## PROMPT
Repeat each record exactly. Any picture gets left out.

* Begin EXTRACTED INFORMATION *

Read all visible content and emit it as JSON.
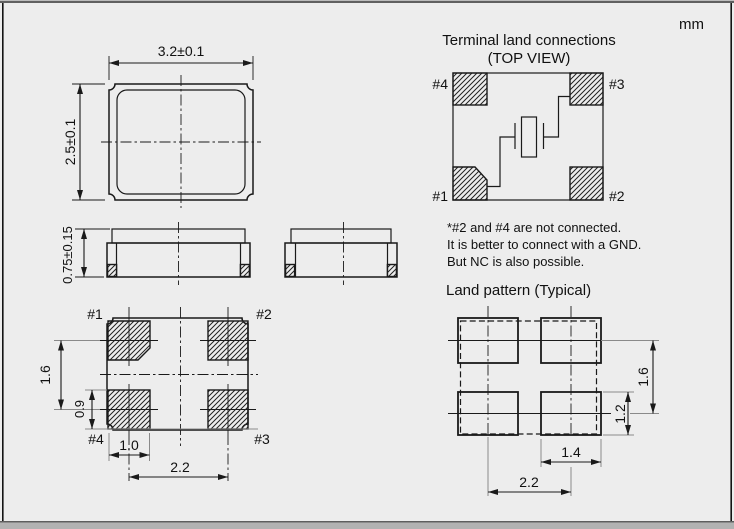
{
  "frame": {
    "unit_label": "mm"
  },
  "colors": {
    "background": "#ededed",
    "line": "#1a1a1a",
    "extension_line": "#8a8a8a"
  },
  "top_view": {
    "width_dim": "3.2±0.1",
    "height_dim": "2.5±0.1"
  },
  "side_view": {
    "thickness_dim": "0.75±0.15"
  },
  "bottom_view": {
    "pin1": "#1",
    "pin2": "#2",
    "pin3": "#3",
    "pin4": "#4",
    "dim_pad_pitch_y": "1.6",
    "dim_pad_height": "0.9",
    "dim_pad_width": "1.0",
    "dim_pad_pitch_x": "2.2"
  },
  "terminal_connections": {
    "title": "Terminal land connections",
    "subtitle": "(TOP VIEW)",
    "pin1": "#1",
    "pin2": "#2",
    "pin3": "#3",
    "pin4": "#4",
    "note_line1": "*#2 and #4 are not connected.",
    "note_line2": "It is better to connect with a GND.",
    "note_line3": "But NC is also possible."
  },
  "land_pattern": {
    "title": "Land pattern (Typical)",
    "dim_pad_pitch_y": "1.6",
    "dim_pad_height": "1.2",
    "dim_pad_width": "1.4",
    "dim_pad_pitch_x": "2.2"
  }
}
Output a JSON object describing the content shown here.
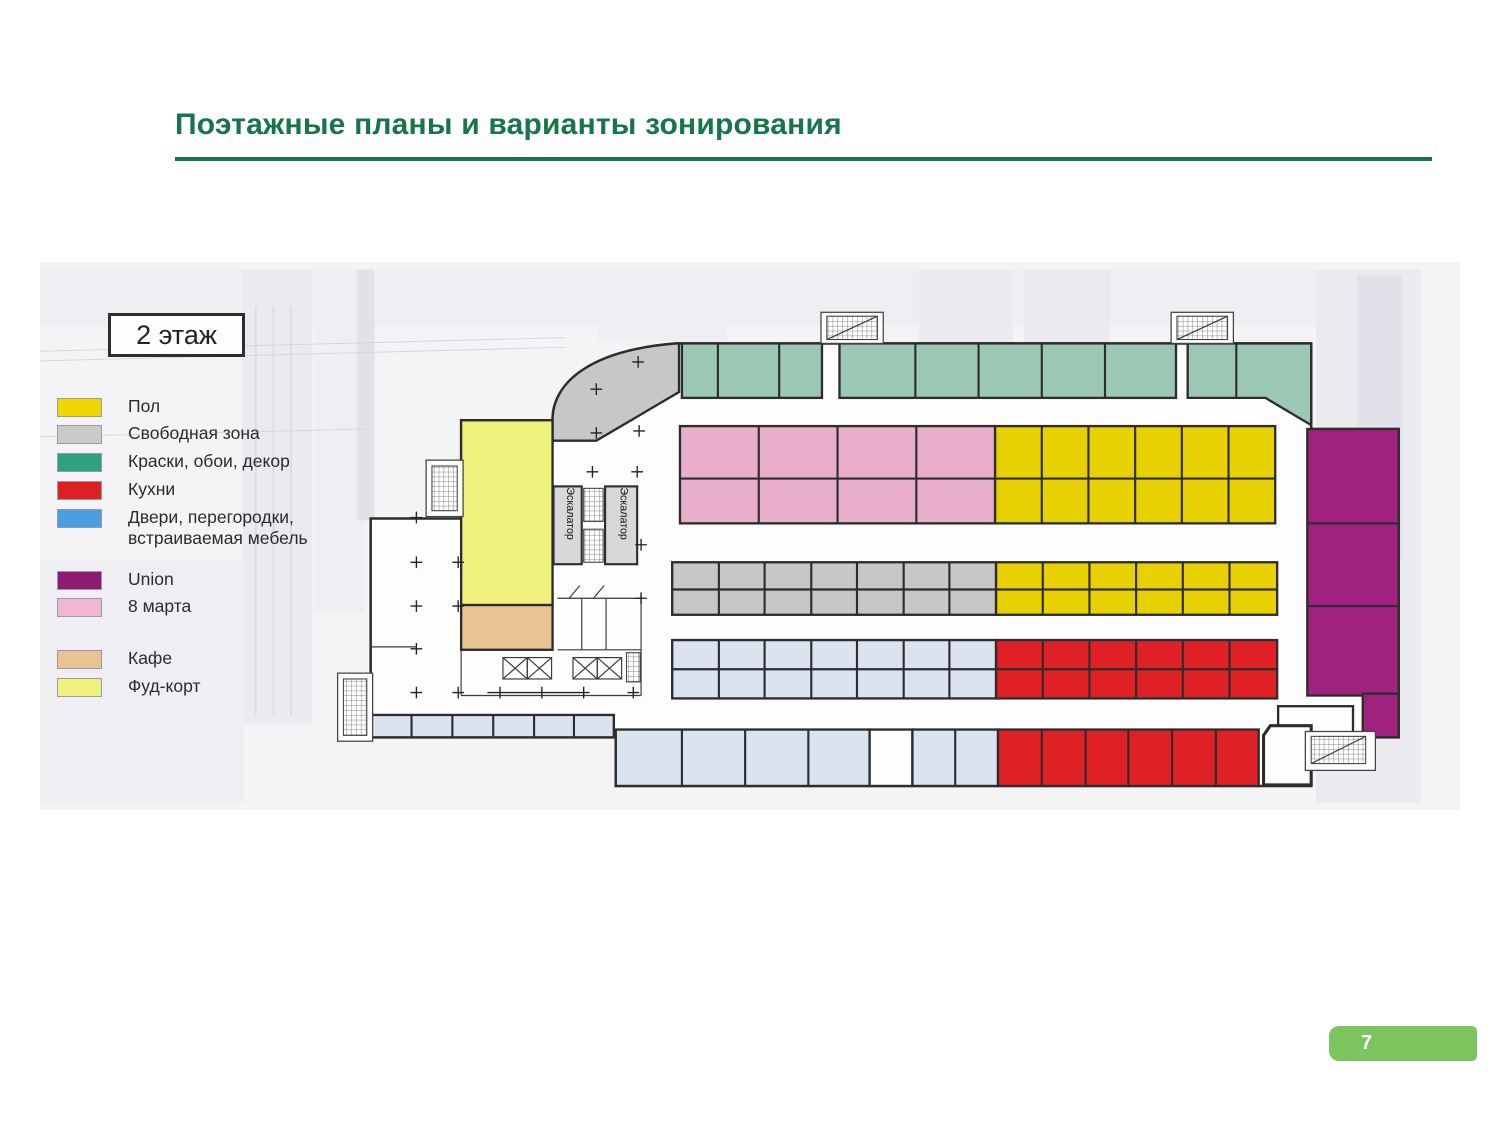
{
  "slide": {
    "title": "Поэтажные планы и варианты зонирования",
    "page_number": "7"
  },
  "plan": {
    "floor_label": "2 этаж",
    "escalator_label": "Эскалатор"
  },
  "legend": {
    "items": [
      {
        "label": "Пол",
        "color": "#f0d600"
      },
      {
        "label": "Свободная зона",
        "color": "#cacaca"
      },
      {
        "label": "Краски, обои, декор",
        "color": "#30a083"
      },
      {
        "label": "Кухни",
        "color": "#dc2026"
      },
      {
        "label": "Двери, перегородки, встраиваемая мебель",
        "color": "#4c9ee3"
      },
      {
        "label": "Union",
        "color": "#8e1b71"
      },
      {
        "label": "8 марта",
        "color": "#f1b7d1"
      },
      {
        "label": "Кафе",
        "color": "#e8c492"
      },
      {
        "label": "Фуд-корт",
        "color": "#eef17d"
      }
    ]
  },
  "colors": {
    "title-green": "#177549",
    "page-green": "#7cc45d",
    "wall": "#2d2d2d",
    "zone-yellow": "#e8d103",
    "zone-gray": "#c7c7c7",
    "zone-teal": "#9cc7b4",
    "zone-red": "#df2126",
    "zone-blue": "#dbe2f0",
    "zone-purple": "#a02180",
    "zone-pink": "#e9aeca",
    "zone-tan": "#e8c492",
    "zone-foodcourt": "#eef17c"
  }
}
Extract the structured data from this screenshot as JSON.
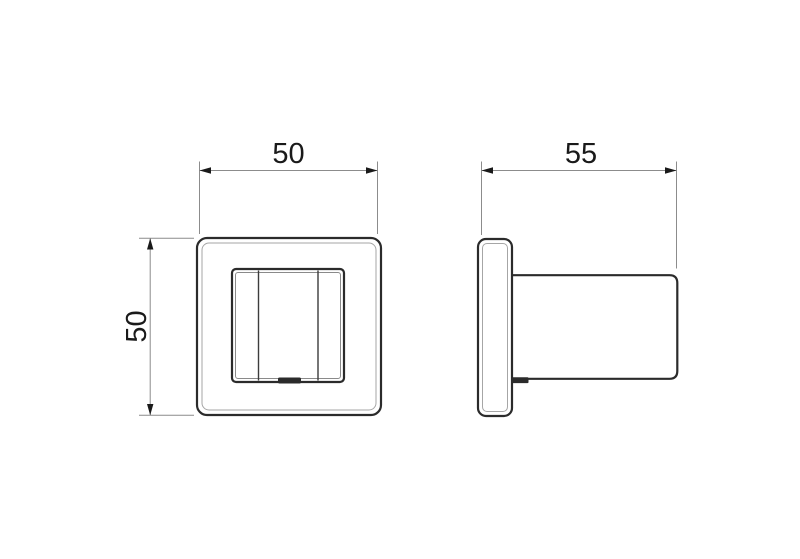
{
  "drawing": {
    "type": "technical-dimension-drawing",
    "subject": "square wall hook / robe hook, front and side views",
    "background_color": "#ffffff",
    "outline_color": "#2b2b2b",
    "detail_line_color": "#8a8a8a",
    "dimension_line_color": "#8c8c8c",
    "text_color": "#1a1a1a"
  },
  "dimensions": {
    "front_width": "50",
    "front_height": "50",
    "side_depth": "55"
  }
}
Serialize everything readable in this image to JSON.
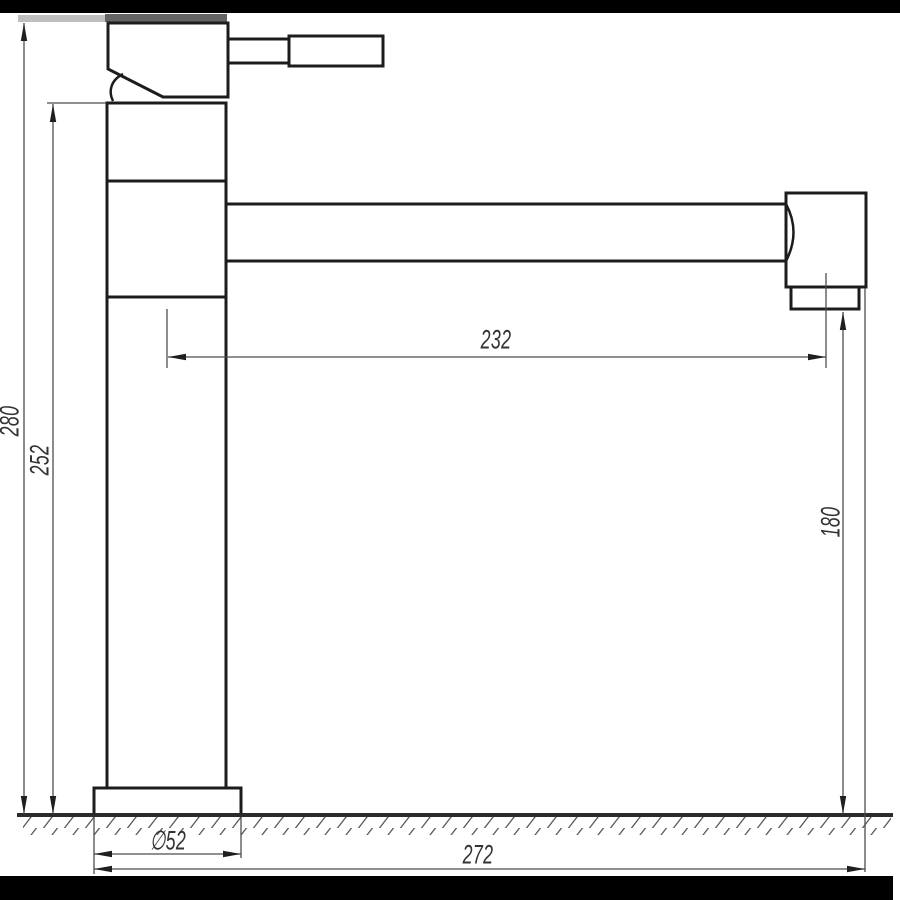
{
  "drawing": {
    "type": "technical-dimension-drawing",
    "dimensions": {
      "overall_height": "280",
      "body_height": "252",
      "spout_reach": "232",
      "spout_outlet_height": "180",
      "base_diameter": "∅52",
      "overall_reach": "272"
    },
    "colors": {
      "object_line": "#1c1c1c",
      "dimension_line": "#4d4d4d",
      "label_text": "#333333",
      "crop_bar": "#000000",
      "hatch_line": "#5a5a5a",
      "background": "#ffffff"
    }
  }
}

* End EXTRACTED INFORMATION *

## WRITTEN ANSWER
Read all visible content and emit it as JSON.
{
  "frame": {
    "unit_label": "mm"
  },
  "colors": {
    "background": "#ededed",
    "line": "#1a1a1a",
    "extension_line": "#8a8a8a"
  },
  "top_view": {
    "width_dim": "3.2±0.1",
    "height_dim": "2.5±0.1"
  },
  "side_view": {
    "thickness_dim": "0.75±0.15"
  },
  "bottom_view": {
    "pin1": "#1",
    "pin2": "#2",
    "pin3": "#3",
    "pin4": "#4",
    "dim_pad_pitch_y": "1.6",
    "dim_pad_height": "0.9",
    "dim_pad_width": "1.0",
    "dim_pad_pitch_x": "2.2"
  },
  "terminal_connections": {
    "title": "Terminal land connections",
    "subtitle": "(TOP VIEW)",
    "pin1": "#1",
    "pin2": "#2",
    "pin3": "#3",
    "pin4": "#4",
    "note_line1": "*#2 and #4 are not connected.",
    "note_line2": "It is better to connect with a GND.",
    "note_line3": "But NC is also possible."
  },
  "land_pattern": {
    "title": "Land pattern (Typical)",
    "dim_pad_pitch_y": "1.6",
    "dim_pad_height": "1.2",
    "dim_pad_width": "1.4",
    "dim_pad_pitch_x": "2.2"
  }
}
Output a JSON object describing the content shown here.
{
  "slide": {
    "title": "Поэтажные планы и варианты зонирования",
    "page_number": "7"
  },
  "plan": {
    "floor_label": "2 этаж",
    "escalator_label": "Эскалатор"
  },
  "legend": {
    "items": [
      {
        "label": "Пол",
        "color": "#f0d600"
      },
      {
        "label": "Свободная зона",
        "color": "#cacaca"
      },
      {
        "label": "Краски, обои, декор",
        "color": "#30a083"
      },
      {
        "label": "Кухни",
        "color": "#dc2026"
      },
      {
        "label": "Двери, перегородки, встраиваемая мебель",
        "color": "#4c9ee3"
      },
      {
        "label": "Union",
        "color": "#8e1b71"
      },
      {
        "label": "8 марта",
        "color": "#f1b7d1"
      },
      {
        "label": "Кафе",
        "color": "#e8c492"
      },
      {
        "label": "Фуд-корт",
        "color": "#eef17d"
      }
    ]
  },
  "colors": {
    "title-green": "#177549",
    "page-green": "#7cc45d",
    "wall": "#2d2d2d",
    "zone-yellow": "#e8d103",
    "zone-gray": "#c7c7c7",
    "zone-teal": "#9cc7b4",
    "zone-red": "#df2126",
    "zone-blue": "#dbe2f0",
    "zone-purple": "#a02180",
    "zone-pink": "#e9aeca",
    "zone-tan": "#e8c492",
    "zone-foodcourt": "#eef17c"
  }
}
Extract the structured data from this screenshot as JSON.
{
  "drawing": {
    "type": "technical-dimension-drawing",
    "subject": "square wall hook / robe hook, front and side views",
    "background_color": "#ffffff",
    "outline_color": "#2b2b2b",
    "detail_line_color": "#8a8a8a",
    "dimension_line_color": "#8c8c8c",
    "text_color": "#1a1a1a"
  },
  "dimensions": {
    "front_width": "50",
    "front_height": "50",
    "side_depth": "55"
  }
}
Serialize everything readable in this image to JSON.
{
  "drawing": {
    "type": "technical-dimension-drawing",
    "dimensions": {
      "overall_height": "280",
      "body_height": "252",
      "spout_reach": "232",
      "spout_outlet_height": "180",
      "base_diameter": "∅52",
      "overall_reach": "272"
    },
    "colors": {
      "object_line": "#1c1c1c",
      "dimension_line": "#4d4d4d",
      "label_text": "#333333",
      "crop_bar": "#000000",
      "hatch_line": "#5a5a5a",
      "background": "#ffffff"
    }
  }
}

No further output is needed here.